§ Written task:
Retype each entry below exactly as it stands.

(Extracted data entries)
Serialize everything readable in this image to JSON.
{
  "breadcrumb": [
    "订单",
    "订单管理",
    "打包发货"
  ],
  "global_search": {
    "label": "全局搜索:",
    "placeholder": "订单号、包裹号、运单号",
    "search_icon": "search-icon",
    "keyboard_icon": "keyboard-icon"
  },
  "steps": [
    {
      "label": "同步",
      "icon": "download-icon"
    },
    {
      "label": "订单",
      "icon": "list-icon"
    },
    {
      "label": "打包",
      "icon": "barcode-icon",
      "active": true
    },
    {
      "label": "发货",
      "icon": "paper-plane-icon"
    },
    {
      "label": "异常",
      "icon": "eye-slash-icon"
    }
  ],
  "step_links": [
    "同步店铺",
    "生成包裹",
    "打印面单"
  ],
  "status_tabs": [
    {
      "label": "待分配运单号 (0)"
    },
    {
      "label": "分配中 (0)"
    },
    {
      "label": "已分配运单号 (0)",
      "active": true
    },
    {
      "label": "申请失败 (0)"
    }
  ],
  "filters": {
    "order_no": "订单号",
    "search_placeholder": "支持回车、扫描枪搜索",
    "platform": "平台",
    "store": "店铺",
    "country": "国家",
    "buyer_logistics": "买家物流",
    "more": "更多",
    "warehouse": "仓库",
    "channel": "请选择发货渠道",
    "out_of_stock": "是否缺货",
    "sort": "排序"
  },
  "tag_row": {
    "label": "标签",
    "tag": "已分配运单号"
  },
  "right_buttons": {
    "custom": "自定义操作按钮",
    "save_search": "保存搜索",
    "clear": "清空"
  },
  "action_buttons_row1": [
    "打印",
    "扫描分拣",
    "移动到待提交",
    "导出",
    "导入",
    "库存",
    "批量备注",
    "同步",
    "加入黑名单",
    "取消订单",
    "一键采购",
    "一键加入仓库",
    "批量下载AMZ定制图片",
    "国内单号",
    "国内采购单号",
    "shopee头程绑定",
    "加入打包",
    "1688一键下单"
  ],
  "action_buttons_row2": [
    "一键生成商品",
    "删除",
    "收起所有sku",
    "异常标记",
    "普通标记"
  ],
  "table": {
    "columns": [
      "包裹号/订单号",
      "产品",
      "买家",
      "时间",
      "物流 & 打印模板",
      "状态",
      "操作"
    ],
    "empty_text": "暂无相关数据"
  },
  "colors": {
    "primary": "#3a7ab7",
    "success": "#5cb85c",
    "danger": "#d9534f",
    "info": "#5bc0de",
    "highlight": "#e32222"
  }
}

§ Reply:
Serialize everything readable in this image to JSON.
{
  "breadcrumb": [
    "订单",
    "订单管理",
    "打包发货"
  ],
  "global_search": {
    "label": "全局搜索:",
    "placeholder": "订单号、包裹号、运单号",
    "search_icon": "search-icon",
    "keyboard_icon": "keyboard-icon"
  },
  "steps": [
    {
      "label": "同步",
      "icon": "download-icon"
    },
    {
      "label": "订单",
      "icon": "list-icon"
    },
    {
      "label": "打包",
      "icon": "barcode-icon",
      "active": true
    },
    {
      "label": "发货",
      "icon": "paper-plane-icon"
    },
    {
      "label": "异常",
      "icon": "eye-slash-icon"
    }
  ],
  "step_links": [
    "同步店铺",
    "生成包裹",
    "打印面单"
  ],
  "status_tabs": [
    {
      "label": "待分配运单号 (0)"
    },
    {
      "label": "分配中 (0)"
    },
    {
      "label": "已分配运单号 (0)",
      "active": true
    },
    {
      "label": "申请失败 (0)"
    }
  ],
  "filters": {
    "order_no": "订单号",
    "search_placeholder": "支持回车、扫描枪搜索",
    "platform": "平台",
    "store": "店铺",
    "country": "国家",
    "buyer_logistics": "买家物流",
    "more": "更多",
    "warehouse": "仓库",
    "channel": "请选择发货渠道",
    "out_of_stock": "是否缺货",
    "sort": "排序"
  },
  "tag_row": {
    "label": "标签",
    "tag": "已分配运单号"
  },
  "right_buttons": {
    "custom": "自定义操作按钮",
    "save_search": "保存搜索",
    "clear": "清空"
  },
  "action_buttons_row1": [
    "打印",
    "扫描分拣",
    "移动到待提交",
    "导出",
    "导入",
    "库存",
    "批量备注",
    "同步",
    "加入黑名单",
    "取消订单",
    "一键采购",
    "一键加入仓库",
    "批量下载AMZ定制图片",
    "国内单号",
    "国内采购单号",
    "shopee头程绑定",
    "加入打包",
    "1688一键下单"
  ],
  "action_buttons_row2": [
    "一键生成商品",
    "删除",
    "收起所有sku",
    "异常标记",
    "普通标记"
  ],
  "table": {
    "columns": [
      "包裹号/订单号",
      "产品",
      "买家",
      "时间",
      "物流 & 打印模板",
      "状态",
      "操作"
    ],
    "empty_text": "暂无相关数据"
  },
  "colors": {
    "primary": "#3a7ab7",
    "success": "#5cb85c",
    "danger": "#d9534f",
    "info": "#5bc0de",
    "highlight": "#e32222"
  }
}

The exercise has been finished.